Task to complete: Leave out any picture and return the remaining listing below exactly as given.

Collected data
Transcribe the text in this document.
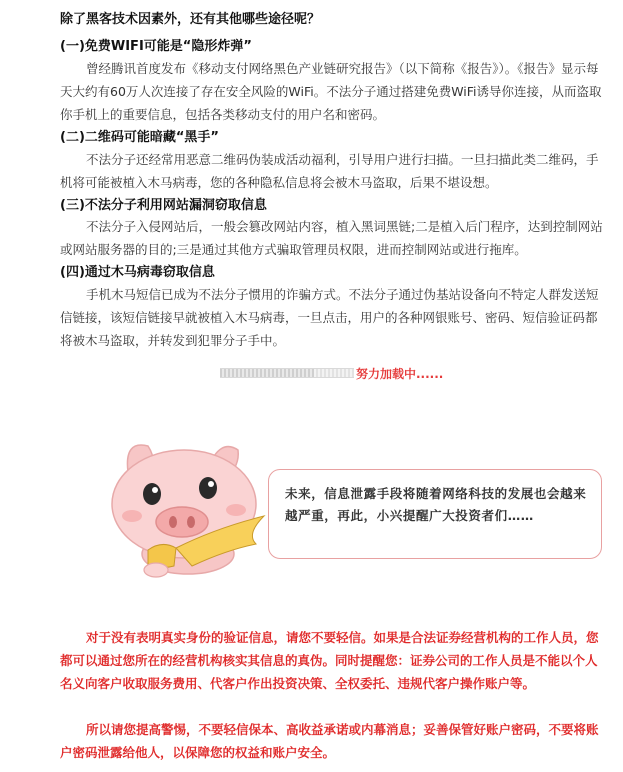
除了黑客技术因素外，还有其他哪些途径呢？
(一)免费WIFI可能是“隐形炸弹”
曾经腾讯首度发布《移动支付网络黑色产业链研究报告》（以下简称《报告》）。《报告》显示每天大约有60万人次连接了存在安全风险的WiFi。不法分子通过搭建免费WiFi诱导你连接，从而盗取你手机上的重要信息，包括各类移动支付的用户名和密码。
(二)二维码可能暗藏“黑手”
不法分子还经常用恶意二维码伪装成活动福利，引导用户进行扫描。一旦扫描此类二维码，手机将可能被植入木马病毒，您的各种隐私信息将会被木马盗取，后果不堪设想。
(三)不法分子利用网站漏洞窃取信息
不法分子入侵网站后，一般会篡改网站内容，植入黑词黑链;二是植入后门程序，达到控制网站或网站服务器的目的;三是通过其他方式骗取管理员权限，进而控制网站或进行拖库。
(四)通过木马病毒窃取信息
手机木马短信已成为不法分子惯用的诈骗方式。不法分子通过伪基站设备向不特定人群发送短信链接，该短信链接早就被植入木马病毒，一旦点击，用户的各种网银账号、密码、短信验证码都将被木马盗取，并转发到犯罪分子手中。
努力加载中......
未来，信息泄露手段将随着网络科技的发展也会越来越严重，再此，小兴提醒广大投资者们……
对于没有表明真实身份的验证信息，请您不要轻信。如果是合法证券经营机构的工作人员，您都可以通过您所在的经营机构核实其信息的真伪。同时提醒您：证券公司的工作人员是不能以个人名义向客户收取服务费用、代客户作出投资决策、全权委托、违规代客户操作账户等。
所以请您提高警惕，不要轻信保本、高收益承诺或内幕消息；妥善保管好账户密码，不要将账户密码泄露给他人，以保障您的权益和账户安全。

Result of the exercise:
Transcribe the text in this document.
除了黑客技术因素外，还有其他哪些途径呢？
(一)免费WIFI可能是“隐形炸弹”
曾经腾讯首度发布《移动支付网络黑色产业链研究报告》（以下简称《报告》）。《报告》显示每天大约有60万人次连接了存在安全风险的WiFi。不法分子通过搭建免费WiFi诱导你连接，从而盗取你手机上的重要信息，包括各类移动支付的用户名和密码。
(二)二维码可能暗藏“黑手”
不法分子还经常用恶意二维码伪装成活动福利，引导用户进行扫描。一旦扫描此类二维码，手机将可能被植入木马病毒，您的各种隐私信息将会被木马盗取，后果不堪设想。
(三)不法分子利用网站漏洞窃取信息
不法分子入侵网站后，一般会篡改网站内容，植入黑词黑链;二是植入后门程序，达到控制网站或网站服务器的目的;三是通过其他方式骗取管理员权限，进而控制网站或进行拖库。
(四)通过木马病毒窃取信息
手机木马短信已成为不法分子惯用的诈骗方式。不法分子通过伪基站设备向不特定人群发送短信链接，该短信链接早就被植入木马病毒，一旦点击，用户的各种网银账号、密码、短信验证码都将被木马盗取，并转发到犯罪分子手中。
努力加载中......
未来，信息泄露手段将随着网络科技的发展也会越来越严重，再此，小兴提醒广大投资者们……
对于没有表明真实身份的验证信息，请您不要轻信。如果是合法证券经营机构的工作人员，您都可以通过您所在的经营机构核实其信息的真伪。同时提醒您：证券公司的工作人员是不能以个人名义向客户收取服务费用、代客户作出投资决策、全权委托、违规代客户操作账户等。
所以请您提高警惕，不要轻信保本、高收益承诺或内幕消息；妥善保管好账户密码，不要将账户密码泄露给他人，以保障您的权益和账户安全。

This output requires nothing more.